Some entries:
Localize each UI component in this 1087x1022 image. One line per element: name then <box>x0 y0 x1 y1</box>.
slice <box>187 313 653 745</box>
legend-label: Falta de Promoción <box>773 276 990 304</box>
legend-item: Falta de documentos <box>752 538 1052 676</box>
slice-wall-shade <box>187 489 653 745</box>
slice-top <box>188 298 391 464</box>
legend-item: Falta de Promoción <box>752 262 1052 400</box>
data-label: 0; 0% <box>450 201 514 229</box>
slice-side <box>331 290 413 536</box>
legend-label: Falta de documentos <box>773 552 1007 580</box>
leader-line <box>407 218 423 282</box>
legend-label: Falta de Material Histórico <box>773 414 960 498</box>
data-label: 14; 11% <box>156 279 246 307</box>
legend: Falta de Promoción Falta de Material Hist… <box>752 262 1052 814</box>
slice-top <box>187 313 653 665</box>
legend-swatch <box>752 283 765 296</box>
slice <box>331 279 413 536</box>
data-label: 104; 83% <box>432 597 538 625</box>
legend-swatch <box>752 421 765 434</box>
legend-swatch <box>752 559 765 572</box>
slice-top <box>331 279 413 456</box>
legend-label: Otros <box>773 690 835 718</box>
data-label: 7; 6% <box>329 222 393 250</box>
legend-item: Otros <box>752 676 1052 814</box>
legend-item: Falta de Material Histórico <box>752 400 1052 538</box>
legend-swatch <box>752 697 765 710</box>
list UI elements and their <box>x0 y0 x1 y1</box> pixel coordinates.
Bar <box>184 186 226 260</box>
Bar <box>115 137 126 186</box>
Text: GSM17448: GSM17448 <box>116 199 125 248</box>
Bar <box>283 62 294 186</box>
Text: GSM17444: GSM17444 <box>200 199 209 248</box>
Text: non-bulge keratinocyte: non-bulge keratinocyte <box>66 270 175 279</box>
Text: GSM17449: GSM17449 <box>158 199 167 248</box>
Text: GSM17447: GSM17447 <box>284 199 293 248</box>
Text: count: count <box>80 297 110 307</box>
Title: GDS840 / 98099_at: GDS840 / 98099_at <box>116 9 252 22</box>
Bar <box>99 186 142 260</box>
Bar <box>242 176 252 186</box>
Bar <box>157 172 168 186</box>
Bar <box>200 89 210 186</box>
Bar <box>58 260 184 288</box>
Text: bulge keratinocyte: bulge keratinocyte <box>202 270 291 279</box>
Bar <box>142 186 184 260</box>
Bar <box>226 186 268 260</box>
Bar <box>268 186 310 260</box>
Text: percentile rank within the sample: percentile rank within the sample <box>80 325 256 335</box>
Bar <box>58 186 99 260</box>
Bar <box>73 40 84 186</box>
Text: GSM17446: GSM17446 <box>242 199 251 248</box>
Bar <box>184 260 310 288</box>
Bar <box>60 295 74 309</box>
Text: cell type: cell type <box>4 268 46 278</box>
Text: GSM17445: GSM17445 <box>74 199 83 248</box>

* Exercise description *
Copy every entry above line by line, keeping each character, space, and line break unchanged.

* Exercise answer *
Localize each UI component in this 1087x1022 image. One line per element: name then <box>x0 y0 x1 y1</box>.
slice <box>187 313 653 745</box>
legend-label: Falta de Promoción <box>773 276 990 304</box>
legend-item: Falta de documentos <box>752 538 1052 676</box>
slice-wall-shade <box>187 489 653 745</box>
slice-top <box>188 298 391 464</box>
legend-item: Falta de Promoción <box>752 262 1052 400</box>
data-label: 0; 0% <box>450 201 514 229</box>
slice-side <box>331 290 413 536</box>
legend-label: Falta de documentos <box>773 552 1007 580</box>
leader-line <box>407 218 423 282</box>
legend-label: Falta de Material Histórico <box>773 414 960 498</box>
data-label: 14; 11% <box>156 279 246 307</box>
legend: Falta de Promoción Falta de Material Hist… <box>752 262 1052 814</box>
slice-top <box>187 313 653 665</box>
legend-swatch <box>752 283 765 296</box>
slice <box>331 279 413 536</box>
data-label: 104; 83% <box>432 597 538 625</box>
legend-swatch <box>752 421 765 434</box>
legend-swatch <box>752 559 765 572</box>
slice-top <box>331 279 413 456</box>
legend-label: Otros <box>773 690 835 718</box>
data-label: 7; 6% <box>329 222 393 250</box>
legend-item: Otros <box>752 676 1052 814</box>
legend-item: Falta de Material Histórico <box>752 400 1052 538</box>
legend-swatch <box>752 697 765 710</box>
list UI elements and their <box>x0 y0 x1 y1</box> pixel coordinates.
Bar <box>184 186 226 260</box>
Bar <box>115 137 126 186</box>
Text: GSM17448: GSM17448 <box>116 199 125 248</box>
Bar <box>283 62 294 186</box>
Text: GSM17444: GSM17444 <box>200 199 209 248</box>
Text: non-bulge keratinocyte: non-bulge keratinocyte <box>66 270 175 279</box>
Text: GSM17449: GSM17449 <box>158 199 167 248</box>
Text: GSM17447: GSM17447 <box>284 199 293 248</box>
Text: count: count <box>80 297 110 307</box>
Title: GDS840 / 98099_at: GDS840 / 98099_at <box>116 9 252 22</box>
Bar <box>99 186 142 260</box>
Bar <box>242 176 252 186</box>
Bar <box>157 172 168 186</box>
Bar <box>200 89 210 186</box>
Bar <box>58 260 184 288</box>
Text: bulge keratinocyte: bulge keratinocyte <box>202 270 291 279</box>
Bar <box>142 186 184 260</box>
Bar <box>226 186 268 260</box>
Bar <box>268 186 310 260</box>
Text: percentile rank within the sample: percentile rank within the sample <box>80 325 256 335</box>
Bar <box>58 186 99 260</box>
Bar <box>73 40 84 186</box>
Text: GSM17446: GSM17446 <box>242 199 251 248</box>
Bar <box>184 260 310 288</box>
Bar <box>60 295 74 309</box>
Text: cell type: cell type <box>4 268 46 278</box>
Text: GSM17445: GSM17445 <box>74 199 83 248</box>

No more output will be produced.